**Your objective**:
Word for word, print each line of the listing below; pictures stay out.

▬▬▬▬▬▬

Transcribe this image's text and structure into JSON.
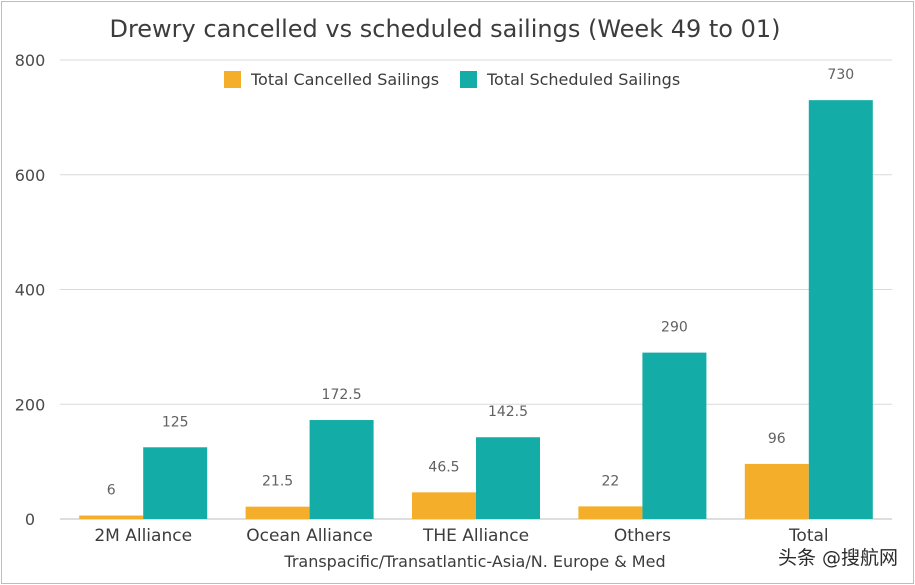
{
  "chart_data": {
    "type": "bar",
    "title": "Drewry cancelled vs scheduled sailings (Week 49 to 01)",
    "xlabel": "Transpacific/Transatlantic-Asia/N. Europe & Med",
    "ylabel": "",
    "ylim": [
      0,
      800
    ],
    "yticks": [
      0,
      200,
      400,
      600,
      800
    ],
    "grid": true,
    "legend_position": "top",
    "categories": [
      "2M Alliance",
      "Ocean Alliance",
      "THE Alliance",
      "Others",
      "Total"
    ],
    "series": [
      {
        "name": "Total Cancelled Sailings",
        "color": "#f5ae2a",
        "values": [
          6,
          21.5,
          46.5,
          22,
          96
        ]
      },
      {
        "name": "Total Scheduled Sailings",
        "color": "#13aca6",
        "values": [
          125,
          172.5,
          142.5,
          290,
          730
        ]
      }
    ]
  },
  "watermark": "头条 @搜航网"
}
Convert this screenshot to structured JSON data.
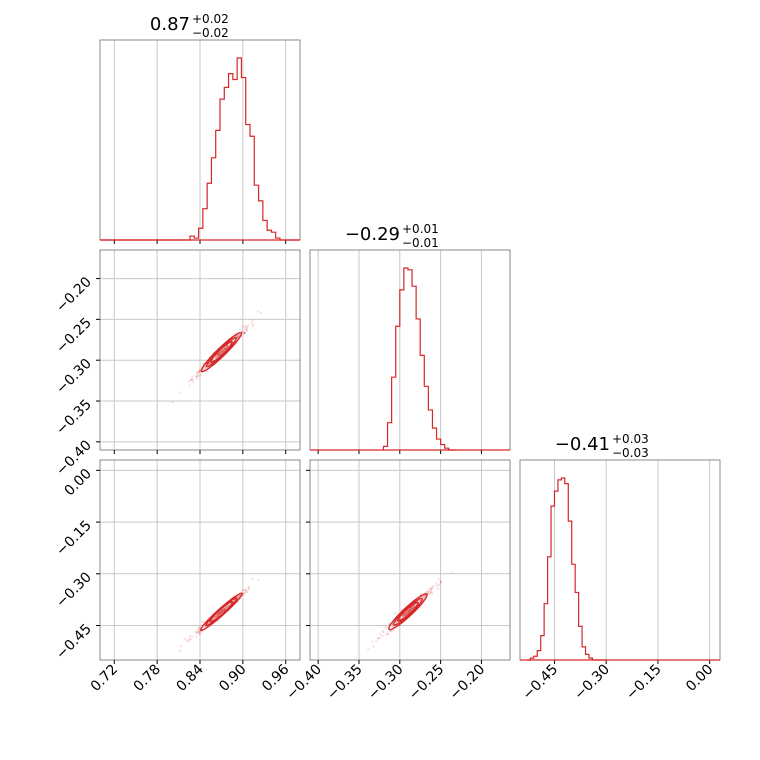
{
  "chart_data": {
    "type": "corner",
    "color": "#d62728",
    "grid": true,
    "parameters": [
      {
        "title": {
          "median": "0.87",
          "plus": "+0.02",
          "minus": "−0.02"
        },
        "range": [
          0.7,
          0.98
        ],
        "ticks": [
          0.72,
          0.78,
          0.84,
          0.9,
          0.96
        ],
        "tick_labels": [
          "0.72",
          "0.78",
          "0.84",
          "0.90",
          "0.96"
        ],
        "histogram": {
          "bin_edges": [
            0.7,
            0.706,
            0.712,
            0.718,
            0.724,
            0.73,
            0.736,
            0.742,
            0.748,
            0.754,
            0.76,
            0.766,
            0.772,
            0.778,
            0.784,
            0.79,
            0.796,
            0.802,
            0.808,
            0.814,
            0.82,
            0.826,
            0.832,
            0.838,
            0.844,
            0.85,
            0.856,
            0.862,
            0.868,
            0.874,
            0.88,
            0.886,
            0.892,
            0.898,
            0.904,
            0.91,
            0.916,
            0.922,
            0.928,
            0.934,
            0.94,
            0.946,
            0.952,
            0.958,
            0.964,
            0.97,
            0.976,
            0.98
          ],
          "counts": [
            0,
            0,
            0,
            0,
            0,
            0,
            0,
            0,
            0,
            0,
            0,
            0,
            0,
            0,
            0,
            0,
            0,
            0,
            0,
            0,
            0,
            2,
            1,
            6,
            16,
            29,
            42,
            56,
            72,
            78,
            85,
            82,
            93,
            83,
            59,
            53,
            28,
            20,
            10,
            5,
            4,
            1,
            0,
            0,
            0,
            0,
            0
          ]
        }
      },
      {
        "title": {
          "median": "−0.29",
          "plus": "+0.01",
          "minus": "−0.01"
        },
        "range": [
          -0.41,
          -0.165
        ],
        "ticks": [
          -0.4,
          -0.35,
          -0.3,
          -0.25,
          -0.2
        ],
        "tick_labels": [
          "−0.40",
          "−0.35",
          "−0.30",
          "−0.25",
          "−0.20"
        ],
        "histogram": {
          "bin_edges": [
            -0.32,
            -0.315,
            -0.31,
            -0.305,
            -0.3,
            -0.295,
            -0.29,
            -0.285,
            -0.28,
            -0.275,
            -0.27,
            -0.265,
            -0.26,
            -0.255,
            -0.25,
            -0.245,
            -0.24,
            -0.235,
            -0.23
          ],
          "counts": [
            2,
            15,
            40,
            68,
            88,
            100,
            99,
            90,
            72,
            52,
            35,
            22,
            12,
            6,
            3,
            1,
            0,
            0
          ]
        }
      },
      {
        "title": {
          "median": "−0.41",
          "plus": "+0.03",
          "minus": "−0.03"
        },
        "range": [
          -0.55,
          0.03
        ],
        "ticks": [
          -0.45,
          -0.3,
          -0.15,
          0.0
        ],
        "tick_labels": [
          "−0.45",
          "−0.30",
          "−0.15",
          "0.00"
        ],
        "histogram": {
          "bin_edges": [
            -0.53,
            -0.52,
            -0.51,
            -0.5,
            -0.49,
            -0.48,
            -0.47,
            -0.46,
            -0.45,
            -0.44,
            -0.43,
            -0.42,
            -0.41,
            -0.4,
            -0.39,
            -0.38,
            -0.37,
            -0.36,
            -0.35,
            -0.34,
            -0.33,
            -0.32,
            -0.31,
            -0.3
          ],
          "counts": [
            0,
            1,
            2,
            5,
            13,
            30,
            55,
            82,
            90,
            96,
            97,
            94,
            74,
            51,
            36,
            18,
            7,
            3,
            1,
            0,
            0,
            0,
            0
          ]
        }
      }
    ],
    "pairs": [
      {
        "row": 1,
        "col": 0,
        "center": [
          0.87,
          -0.29
        ],
        "extent": 0.048,
        "slope": 0.85,
        "width_frac": 0.15,
        "contour_levels": [
          0.3,
          0.6,
          0.95
        ]
      },
      {
        "row": 2,
        "col": 0,
        "center": [
          0.87,
          -0.41
        ],
        "extent": 0.05,
        "slope": 1.85,
        "width_frac": 0.12,
        "contour_levels": [
          0.3,
          0.6,
          0.95
        ]
      },
      {
        "row": 2,
        "col": 1,
        "center": [
          -0.29,
          -0.41
        ],
        "extent": 0.04,
        "slope": 2.2,
        "width_frac": 0.17,
        "contour_levels": [
          0.3,
          0.6,
          0.95
        ]
      }
    ]
  }
}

▬▬▬▬▬▬

**Output for this exercise**:
Transcribe this image's text and structure into JSON.
{
  "chart_data": {
    "type": "bar",
    "title": "Drewry cancelled vs scheduled sailings (Week 49 to 01)",
    "xlabel": "Transpacific/Transatlantic-Asia/N. Europe & Med",
    "ylabel": "",
    "ylim": [
      0,
      800
    ],
    "yticks": [
      0,
      200,
      400,
      600,
      800
    ],
    "grid": true,
    "legend_position": "top",
    "categories": [
      "2M Alliance",
      "Ocean Alliance",
      "THE Alliance",
      "Others",
      "Total"
    ],
    "series": [
      {
        "name": "Total Cancelled Sailings",
        "color": "#f5ae2a",
        "values": [
          6,
          21.5,
          46.5,
          22,
          96
        ]
      },
      {
        "name": "Total Scheduled Sailings",
        "color": "#13aca6",
        "values": [
          125,
          172.5,
          142.5,
          290,
          730
        ]
      }
    ]
  },
  "watermark": "头条 @搜航网"
}
Convert this screenshot to structured JSON data.
{
  "chart_data": {
    "type": "corner",
    "color": "#d62728",
    "grid": true,
    "parameters": [
      {
        "title": {
          "median": "0.87",
          "plus": "+0.02",
          "minus": "−0.02"
        },
        "range": [
          0.7,
          0.98
        ],
        "ticks": [
          0.72,
          0.78,
          0.84,
          0.9,
          0.96
        ],
        "tick_labels": [
          "0.72",
          "0.78",
          "0.84",
          "0.90",
          "0.96"
        ],
        "histogram": {
          "bin_edges": [
            0.7,
            0.706,
            0.712,
            0.718,
            0.724,
            0.73,
            0.736,
            0.742,
            0.748,
            0.754,
            0.76,
            0.766,
            0.772,
            0.778,
            0.784,
            0.79,
            0.796,
            0.802,
            0.808,
            0.814,
            0.82,
            0.826,
            0.832,
            0.838,
            0.844,
            0.85,
            0.856,
            0.862,
            0.868,
            0.874,
            0.88,
            0.886,
            0.892,
            0.898,
            0.904,
            0.91,
            0.916,
            0.922,
            0.928,
            0.934,
            0.94,
            0.946,
            0.952,
            0.958,
            0.964,
            0.97,
            0.976,
            0.98
          ],
          "counts": [
            0,
            0,
            0,
            0,
            0,
            0,
            0,
            0,
            0,
            0,
            0,
            0,
            0,
            0,
            0,
            0,
            0,
            0,
            0,
            0,
            0,
            2,
            1,
            6,
            16,
            29,
            42,
            56,
            72,
            78,
            85,
            82,
            93,
            83,
            59,
            53,
            28,
            20,
            10,
            5,
            4,
            1,
            0,
            0,
            0,
            0,
            0
          ]
        }
      },
      {
        "title": {
          "median": "−0.29",
          "plus": "+0.01",
          "minus": "−0.01"
        },
        "range": [
          -0.41,
          -0.165
        ],
        "ticks": [
          -0.4,
          -0.35,
          -0.3,
          -0.25,
          -0.2
        ],
        "tick_labels": [
          "−0.40",
          "−0.35",
          "−0.30",
          "−0.25",
          "−0.20"
        ],
        "histogram": {
          "bin_edges": [
            -0.32,
            -0.315,
            -0.31,
            -0.305,
            -0.3,
            -0.295,
            -0.29,
            -0.285,
            -0.28,
            -0.275,
            -0.27,
            -0.265,
            -0.26,
            -0.255,
            -0.25,
            -0.245,
            -0.24,
            -0.235,
            -0.23
          ],
          "counts": [
            2,
            15,
            40,
            68,
            88,
            100,
            99,
            90,
            72,
            52,
            35,
            22,
            12,
            6,
            3,
            1,
            0,
            0
          ]
        }
      },
      {
        "title": {
          "median": "−0.41",
          "plus": "+0.03",
          "minus": "−0.03"
        },
        "range": [
          -0.55,
          0.03
        ],
        "ticks": [
          -0.45,
          -0.3,
          -0.15,
          0.0
        ],
        "tick_labels": [
          "−0.45",
          "−0.30",
          "−0.15",
          "0.00"
        ],
        "histogram": {
          "bin_edges": [
            -0.53,
            -0.52,
            -0.51,
            -0.5,
            -0.49,
            -0.48,
            -0.47,
            -0.46,
            -0.45,
            -0.44,
            -0.43,
            -0.42,
            -0.41,
            -0.4,
            -0.39,
            -0.38,
            -0.37,
            -0.36,
            -0.35,
            -0.34,
            -0.33,
            -0.32,
            -0.31,
            -0.3
          ],
          "counts": [
            0,
            1,
            2,
            5,
            13,
            30,
            55,
            82,
            90,
            96,
            97,
            94,
            74,
            51,
            36,
            18,
            7,
            3,
            1,
            0,
            0,
            0,
            0
          ]
        }
      }
    ],
    "pairs": [
      {
        "row": 1,
        "col": 0,
        "center": [
          0.87,
          -0.29
        ],
        "extent": 0.048,
        "slope": 0.85,
        "width_frac": 0.15,
        "contour_levels": [
          0.3,
          0.6,
          0.95
        ]
      },
      {
        "row": 2,
        "col": 0,
        "center": [
          0.87,
          -0.41
        ],
        "extent": 0.05,
        "slope": 1.85,
        "width_frac": 0.12,
        "contour_levels": [
          0.3,
          0.6,
          0.95
        ]
      },
      {
        "row": 2,
        "col": 1,
        "center": [
          -0.29,
          -0.41
        ],
        "extent": 0.04,
        "slope": 2.2,
        "width_frac": 0.17,
        "contour_levels": [
          0.3,
          0.6,
          0.95
        ]
      }
    ]
  }
}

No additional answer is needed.